*Raw records*.
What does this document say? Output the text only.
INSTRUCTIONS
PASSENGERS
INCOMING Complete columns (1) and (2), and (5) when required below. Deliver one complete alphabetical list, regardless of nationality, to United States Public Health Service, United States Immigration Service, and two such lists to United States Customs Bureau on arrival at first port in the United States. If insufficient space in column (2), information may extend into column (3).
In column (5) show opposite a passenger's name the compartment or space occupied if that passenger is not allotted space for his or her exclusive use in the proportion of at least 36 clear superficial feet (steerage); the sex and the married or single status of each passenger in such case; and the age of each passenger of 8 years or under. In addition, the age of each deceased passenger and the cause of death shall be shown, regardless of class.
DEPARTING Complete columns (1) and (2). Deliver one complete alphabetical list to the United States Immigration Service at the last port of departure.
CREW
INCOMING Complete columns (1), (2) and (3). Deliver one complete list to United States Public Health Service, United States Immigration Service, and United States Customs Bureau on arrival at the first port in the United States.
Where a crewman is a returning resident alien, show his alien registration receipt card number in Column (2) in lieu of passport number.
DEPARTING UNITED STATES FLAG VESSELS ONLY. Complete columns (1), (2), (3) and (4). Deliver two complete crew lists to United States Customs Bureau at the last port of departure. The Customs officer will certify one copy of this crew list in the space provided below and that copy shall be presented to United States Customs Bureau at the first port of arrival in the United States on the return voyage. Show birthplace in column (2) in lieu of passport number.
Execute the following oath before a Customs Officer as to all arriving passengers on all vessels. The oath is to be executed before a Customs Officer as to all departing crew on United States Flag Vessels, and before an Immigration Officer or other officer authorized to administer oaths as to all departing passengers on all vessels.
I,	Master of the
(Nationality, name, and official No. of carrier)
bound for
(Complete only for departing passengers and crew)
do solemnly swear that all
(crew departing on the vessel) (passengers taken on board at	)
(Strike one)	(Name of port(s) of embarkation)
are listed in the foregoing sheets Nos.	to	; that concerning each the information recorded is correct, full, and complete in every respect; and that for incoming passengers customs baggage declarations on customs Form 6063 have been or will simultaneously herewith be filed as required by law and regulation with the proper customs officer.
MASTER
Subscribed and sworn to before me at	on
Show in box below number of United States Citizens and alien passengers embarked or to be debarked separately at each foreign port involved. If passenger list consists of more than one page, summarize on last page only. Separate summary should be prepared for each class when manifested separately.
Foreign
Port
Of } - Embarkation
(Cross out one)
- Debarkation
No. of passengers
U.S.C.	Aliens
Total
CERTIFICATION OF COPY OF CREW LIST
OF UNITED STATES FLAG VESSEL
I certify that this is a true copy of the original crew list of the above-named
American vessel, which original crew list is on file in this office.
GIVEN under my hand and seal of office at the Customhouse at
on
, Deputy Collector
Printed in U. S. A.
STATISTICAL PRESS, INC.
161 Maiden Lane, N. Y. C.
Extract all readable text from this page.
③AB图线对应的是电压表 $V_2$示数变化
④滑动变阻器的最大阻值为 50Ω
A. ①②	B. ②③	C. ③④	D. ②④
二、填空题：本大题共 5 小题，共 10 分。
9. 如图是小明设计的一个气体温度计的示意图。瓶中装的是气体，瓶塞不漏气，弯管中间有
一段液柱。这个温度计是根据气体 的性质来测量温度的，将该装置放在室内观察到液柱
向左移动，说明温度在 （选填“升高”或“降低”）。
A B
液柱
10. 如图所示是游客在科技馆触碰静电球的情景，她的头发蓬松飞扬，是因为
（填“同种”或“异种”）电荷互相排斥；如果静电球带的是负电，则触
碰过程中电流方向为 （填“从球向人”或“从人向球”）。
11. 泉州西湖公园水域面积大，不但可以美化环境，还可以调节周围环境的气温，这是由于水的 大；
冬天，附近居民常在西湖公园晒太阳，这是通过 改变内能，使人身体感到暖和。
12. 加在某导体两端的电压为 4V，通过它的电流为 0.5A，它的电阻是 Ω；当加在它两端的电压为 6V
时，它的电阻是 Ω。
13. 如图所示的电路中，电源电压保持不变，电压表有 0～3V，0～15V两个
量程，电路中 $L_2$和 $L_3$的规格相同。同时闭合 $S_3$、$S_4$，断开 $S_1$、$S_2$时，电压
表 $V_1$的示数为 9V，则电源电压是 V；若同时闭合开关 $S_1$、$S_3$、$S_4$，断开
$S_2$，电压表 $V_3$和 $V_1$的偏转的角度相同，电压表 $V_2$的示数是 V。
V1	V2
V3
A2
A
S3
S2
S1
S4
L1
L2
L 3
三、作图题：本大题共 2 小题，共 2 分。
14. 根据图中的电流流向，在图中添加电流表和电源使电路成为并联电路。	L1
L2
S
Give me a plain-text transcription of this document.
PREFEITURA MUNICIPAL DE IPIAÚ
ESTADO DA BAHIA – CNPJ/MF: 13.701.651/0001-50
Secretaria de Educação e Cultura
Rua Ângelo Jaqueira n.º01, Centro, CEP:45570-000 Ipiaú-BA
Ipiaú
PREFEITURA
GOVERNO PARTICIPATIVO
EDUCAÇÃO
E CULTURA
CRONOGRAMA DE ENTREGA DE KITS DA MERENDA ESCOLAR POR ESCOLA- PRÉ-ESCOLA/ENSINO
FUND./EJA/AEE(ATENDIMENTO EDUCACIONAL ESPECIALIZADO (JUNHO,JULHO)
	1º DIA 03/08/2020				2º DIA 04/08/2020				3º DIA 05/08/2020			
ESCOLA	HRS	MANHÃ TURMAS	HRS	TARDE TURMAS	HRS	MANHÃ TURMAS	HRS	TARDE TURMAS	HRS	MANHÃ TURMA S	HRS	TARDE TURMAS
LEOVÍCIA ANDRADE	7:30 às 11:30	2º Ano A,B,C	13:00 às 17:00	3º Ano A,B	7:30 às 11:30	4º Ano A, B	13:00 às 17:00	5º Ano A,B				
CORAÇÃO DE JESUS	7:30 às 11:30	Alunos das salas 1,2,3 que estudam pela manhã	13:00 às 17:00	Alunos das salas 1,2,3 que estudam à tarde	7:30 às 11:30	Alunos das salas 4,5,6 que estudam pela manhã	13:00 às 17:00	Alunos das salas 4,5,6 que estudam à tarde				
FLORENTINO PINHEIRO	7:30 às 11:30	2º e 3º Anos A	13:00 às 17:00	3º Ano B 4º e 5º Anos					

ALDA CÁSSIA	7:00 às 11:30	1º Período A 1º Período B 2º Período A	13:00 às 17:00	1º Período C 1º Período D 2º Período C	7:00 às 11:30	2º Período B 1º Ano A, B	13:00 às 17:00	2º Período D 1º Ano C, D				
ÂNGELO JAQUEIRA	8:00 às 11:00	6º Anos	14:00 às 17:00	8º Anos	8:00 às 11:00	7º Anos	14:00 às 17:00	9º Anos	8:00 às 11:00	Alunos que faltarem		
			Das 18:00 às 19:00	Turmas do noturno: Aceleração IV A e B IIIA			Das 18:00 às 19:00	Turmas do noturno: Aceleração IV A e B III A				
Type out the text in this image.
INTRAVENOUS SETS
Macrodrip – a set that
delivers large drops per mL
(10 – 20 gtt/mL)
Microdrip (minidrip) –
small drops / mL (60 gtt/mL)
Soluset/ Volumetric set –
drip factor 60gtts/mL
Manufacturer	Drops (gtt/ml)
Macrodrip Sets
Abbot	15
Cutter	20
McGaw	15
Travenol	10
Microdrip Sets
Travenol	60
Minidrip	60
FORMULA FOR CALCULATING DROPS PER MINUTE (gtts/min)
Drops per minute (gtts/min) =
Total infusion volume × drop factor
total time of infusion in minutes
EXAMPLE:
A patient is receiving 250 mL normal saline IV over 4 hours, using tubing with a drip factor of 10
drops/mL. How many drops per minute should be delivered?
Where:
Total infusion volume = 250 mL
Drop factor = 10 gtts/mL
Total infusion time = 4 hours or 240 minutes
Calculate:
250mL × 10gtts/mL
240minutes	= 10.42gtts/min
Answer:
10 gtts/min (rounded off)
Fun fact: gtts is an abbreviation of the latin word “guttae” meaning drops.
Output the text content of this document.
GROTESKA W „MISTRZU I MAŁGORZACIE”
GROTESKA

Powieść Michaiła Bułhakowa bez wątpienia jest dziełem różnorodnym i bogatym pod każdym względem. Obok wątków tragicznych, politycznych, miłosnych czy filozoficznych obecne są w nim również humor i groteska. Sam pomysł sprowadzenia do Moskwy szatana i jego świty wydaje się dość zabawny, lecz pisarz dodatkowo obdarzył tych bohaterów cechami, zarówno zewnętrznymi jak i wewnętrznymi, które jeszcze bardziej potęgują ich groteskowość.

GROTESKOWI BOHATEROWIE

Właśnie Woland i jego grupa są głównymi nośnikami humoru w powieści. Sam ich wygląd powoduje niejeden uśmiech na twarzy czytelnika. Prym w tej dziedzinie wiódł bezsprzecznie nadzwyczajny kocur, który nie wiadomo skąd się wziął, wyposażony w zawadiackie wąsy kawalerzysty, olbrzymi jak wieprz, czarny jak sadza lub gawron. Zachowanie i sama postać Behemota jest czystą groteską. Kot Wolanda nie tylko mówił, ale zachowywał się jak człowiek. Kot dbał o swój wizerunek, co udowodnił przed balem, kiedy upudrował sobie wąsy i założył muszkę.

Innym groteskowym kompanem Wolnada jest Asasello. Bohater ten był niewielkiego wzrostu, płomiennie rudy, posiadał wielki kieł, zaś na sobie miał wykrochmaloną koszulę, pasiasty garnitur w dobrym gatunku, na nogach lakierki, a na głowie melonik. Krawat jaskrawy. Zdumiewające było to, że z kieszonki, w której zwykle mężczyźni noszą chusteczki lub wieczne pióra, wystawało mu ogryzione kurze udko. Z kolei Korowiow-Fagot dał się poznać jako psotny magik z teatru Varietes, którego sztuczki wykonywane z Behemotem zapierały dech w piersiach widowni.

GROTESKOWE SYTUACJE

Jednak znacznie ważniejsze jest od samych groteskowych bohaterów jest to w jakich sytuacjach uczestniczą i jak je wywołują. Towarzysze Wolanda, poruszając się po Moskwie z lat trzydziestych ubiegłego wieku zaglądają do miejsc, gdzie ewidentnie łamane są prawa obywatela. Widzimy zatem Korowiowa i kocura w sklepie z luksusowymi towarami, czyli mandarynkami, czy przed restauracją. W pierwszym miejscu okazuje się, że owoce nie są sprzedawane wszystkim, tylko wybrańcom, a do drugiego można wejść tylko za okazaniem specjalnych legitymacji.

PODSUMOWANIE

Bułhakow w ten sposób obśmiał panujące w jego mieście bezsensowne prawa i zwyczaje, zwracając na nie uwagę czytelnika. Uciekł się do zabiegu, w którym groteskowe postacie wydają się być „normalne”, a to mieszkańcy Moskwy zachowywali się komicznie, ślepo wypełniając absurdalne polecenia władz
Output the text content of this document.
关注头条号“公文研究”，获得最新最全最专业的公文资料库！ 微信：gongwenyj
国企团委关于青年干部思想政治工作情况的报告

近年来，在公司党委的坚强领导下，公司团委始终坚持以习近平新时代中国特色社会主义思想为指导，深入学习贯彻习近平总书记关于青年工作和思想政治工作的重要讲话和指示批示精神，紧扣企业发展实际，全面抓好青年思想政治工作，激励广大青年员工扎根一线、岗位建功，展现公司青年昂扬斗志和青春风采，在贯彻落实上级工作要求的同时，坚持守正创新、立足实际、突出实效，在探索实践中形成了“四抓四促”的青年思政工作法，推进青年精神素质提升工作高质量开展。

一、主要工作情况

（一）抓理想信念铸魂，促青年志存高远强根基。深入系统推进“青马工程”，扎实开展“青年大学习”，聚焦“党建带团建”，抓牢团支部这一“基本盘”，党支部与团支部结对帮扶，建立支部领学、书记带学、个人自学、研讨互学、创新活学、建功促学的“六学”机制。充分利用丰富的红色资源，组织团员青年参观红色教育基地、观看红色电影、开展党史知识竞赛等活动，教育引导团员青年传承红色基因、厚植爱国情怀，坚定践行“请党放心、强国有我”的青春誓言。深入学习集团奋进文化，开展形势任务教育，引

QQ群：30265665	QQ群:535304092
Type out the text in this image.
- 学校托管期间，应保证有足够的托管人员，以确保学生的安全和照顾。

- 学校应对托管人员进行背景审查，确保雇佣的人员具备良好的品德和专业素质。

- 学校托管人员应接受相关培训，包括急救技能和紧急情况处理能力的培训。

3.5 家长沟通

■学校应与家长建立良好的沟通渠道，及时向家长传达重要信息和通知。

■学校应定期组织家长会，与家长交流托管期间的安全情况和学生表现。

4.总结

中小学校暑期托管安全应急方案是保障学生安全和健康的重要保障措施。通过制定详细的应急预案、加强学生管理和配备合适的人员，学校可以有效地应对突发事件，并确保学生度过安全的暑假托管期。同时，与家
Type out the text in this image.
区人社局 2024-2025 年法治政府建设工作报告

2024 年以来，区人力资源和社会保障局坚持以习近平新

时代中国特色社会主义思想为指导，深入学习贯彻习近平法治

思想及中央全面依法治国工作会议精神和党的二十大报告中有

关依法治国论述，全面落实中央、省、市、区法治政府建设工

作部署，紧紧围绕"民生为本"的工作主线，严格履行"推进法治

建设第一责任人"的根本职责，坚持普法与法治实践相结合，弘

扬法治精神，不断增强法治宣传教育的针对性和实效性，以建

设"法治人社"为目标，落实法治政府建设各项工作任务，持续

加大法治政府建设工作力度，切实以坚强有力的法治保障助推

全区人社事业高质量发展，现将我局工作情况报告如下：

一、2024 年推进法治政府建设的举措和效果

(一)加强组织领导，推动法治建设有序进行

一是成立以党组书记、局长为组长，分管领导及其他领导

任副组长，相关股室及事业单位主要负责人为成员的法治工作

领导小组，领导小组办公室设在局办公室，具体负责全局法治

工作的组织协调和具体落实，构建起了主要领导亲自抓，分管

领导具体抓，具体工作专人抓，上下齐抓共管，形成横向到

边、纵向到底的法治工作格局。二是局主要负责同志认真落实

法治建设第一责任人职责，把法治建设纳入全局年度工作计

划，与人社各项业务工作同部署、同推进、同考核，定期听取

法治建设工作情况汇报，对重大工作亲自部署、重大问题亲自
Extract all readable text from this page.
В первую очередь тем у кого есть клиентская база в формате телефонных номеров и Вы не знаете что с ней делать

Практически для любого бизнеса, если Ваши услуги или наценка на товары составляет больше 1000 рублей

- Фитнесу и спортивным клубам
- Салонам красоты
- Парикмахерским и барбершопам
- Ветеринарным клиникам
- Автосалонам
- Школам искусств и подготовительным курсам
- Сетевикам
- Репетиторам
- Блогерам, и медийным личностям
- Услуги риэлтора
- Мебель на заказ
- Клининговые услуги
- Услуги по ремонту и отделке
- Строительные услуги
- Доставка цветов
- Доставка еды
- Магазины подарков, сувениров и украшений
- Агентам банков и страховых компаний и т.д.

*Set task*. Only the number is wanted: how many lines of these entries contain the string "PREFEITURA"?

*Solution to the exercise*. 2